:: WHAT TO DO ::
Reproduce the records that follow in full, excluding any picture they contain.

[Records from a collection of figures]
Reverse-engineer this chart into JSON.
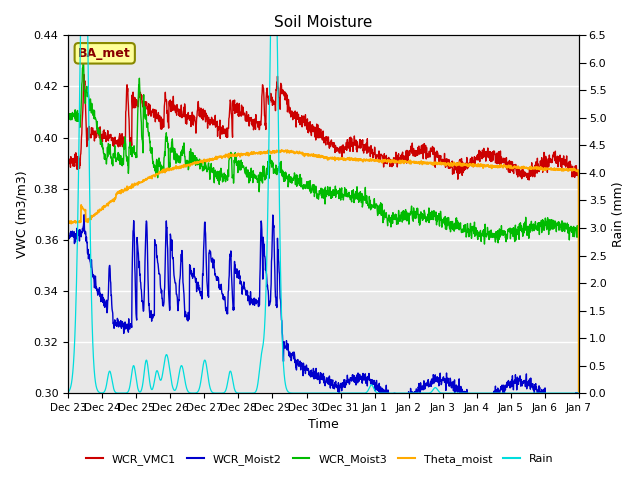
{
  "title": "Soil Moisture",
  "xlabel": "Time",
  "ylabel_left": "VWC (m3/m3)",
  "ylabel_right": "Rain (mm)",
  "ylim_left": [
    0.3,
    0.44
  ],
  "ylim_right": [
    0.0,
    6.5
  ],
  "yticks_left": [
    0.3,
    0.32,
    0.34,
    0.36,
    0.38,
    0.4,
    0.42,
    0.44
  ],
  "yticks_right": [
    0.0,
    0.5,
    1.0,
    1.5,
    2.0,
    2.5,
    3.0,
    3.5,
    4.0,
    4.5,
    5.0,
    5.5,
    6.0,
    6.5
  ],
  "xtick_labels": [
    "Dec 23",
    "Dec 24",
    "Dec 25",
    "Dec 26",
    "Dec 27",
    "Dec 28",
    "Dec 29",
    "Dec 30",
    "Dec 31",
    "Jan 1",
    "Jan 2",
    "Jan 3",
    "Jan 4",
    "Jan 5",
    "Jan 6",
    "Jan 7"
  ],
  "colors": {
    "WCR_VMC1": "#cc0000",
    "WCR_Moist2": "#0000cc",
    "WCR_Moist3": "#00bb00",
    "Theta_moist": "#ffaa00",
    "Rain": "#00dddd"
  },
  "bg_color": "#e8e8e8",
  "annotation_box": {
    "text": "BA_met",
    "bg": "#ffff99",
    "edge": "#888800"
  },
  "grid_color": "#ffffff",
  "grid_linewidth": 1.0,
  "title_fontsize": 11,
  "label_fontsize": 9,
  "tick_fontsize": 8,
  "legend_fontsize": 8
}
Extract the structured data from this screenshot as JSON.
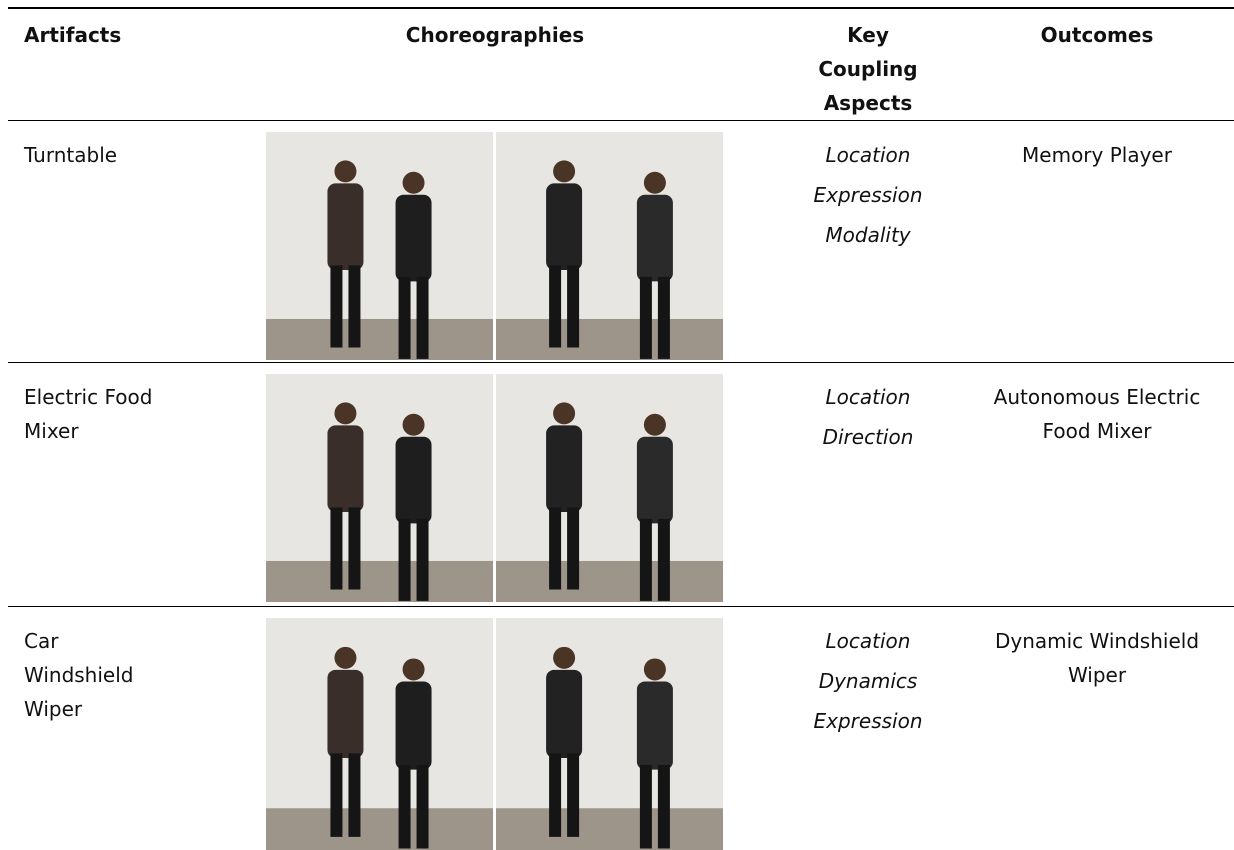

:: EXERCISE SOLUTION ::
Reverse-engineer this chart into JSON.
{
  "title": "Soil Moisture",
  "xlabel": "Time",
  "ylabel_left": "VWC (m3/m3)",
  "ylabel_right": "Rain (mm)",
  "ylim_left": [
    0.3,
    0.44
  ],
  "ylim_right": [
    0.0,
    6.5
  ],
  "yticks_left": [
    0.3,
    0.32,
    0.34,
    0.36,
    0.38,
    0.4,
    0.42,
    0.44
  ],
  "yticks_right": [
    0.0,
    0.5,
    1.0,
    1.5,
    2.0,
    2.5,
    3.0,
    3.5,
    4.0,
    4.5,
    5.0,
    5.5,
    6.0,
    6.5
  ],
  "xtick_labels": [
    "Dec 23",
    "Dec 24",
    "Dec 25",
    "Dec 26",
    "Dec 27",
    "Dec 28",
    "Dec 29",
    "Dec 30",
    "Dec 31",
    "Jan 1",
    "Jan 2",
    "Jan 3",
    "Jan 4",
    "Jan 5",
    "Jan 6",
    "Jan 7"
  ],
  "colors": {
    "WCR_VMC1": "#cc0000",
    "WCR_Moist2": "#0000cc",
    "WCR_Moist3": "#00bb00",
    "Theta_moist": "#ffaa00",
    "Rain": "#00dddd"
  },
  "bg_color": "#e8e8e8",
  "annotation_box": {
    "text": "BA_met",
    "bg": "#ffff99",
    "edge": "#888800"
  },
  "grid_color": "#ffffff",
  "grid_linewidth": 1.0,
  "title_fontsize": 11,
  "label_fontsize": 9,
  "tick_fontsize": 8,
  "legend_fontsize": 8
}
Extract the structured data from this screenshot as JSON.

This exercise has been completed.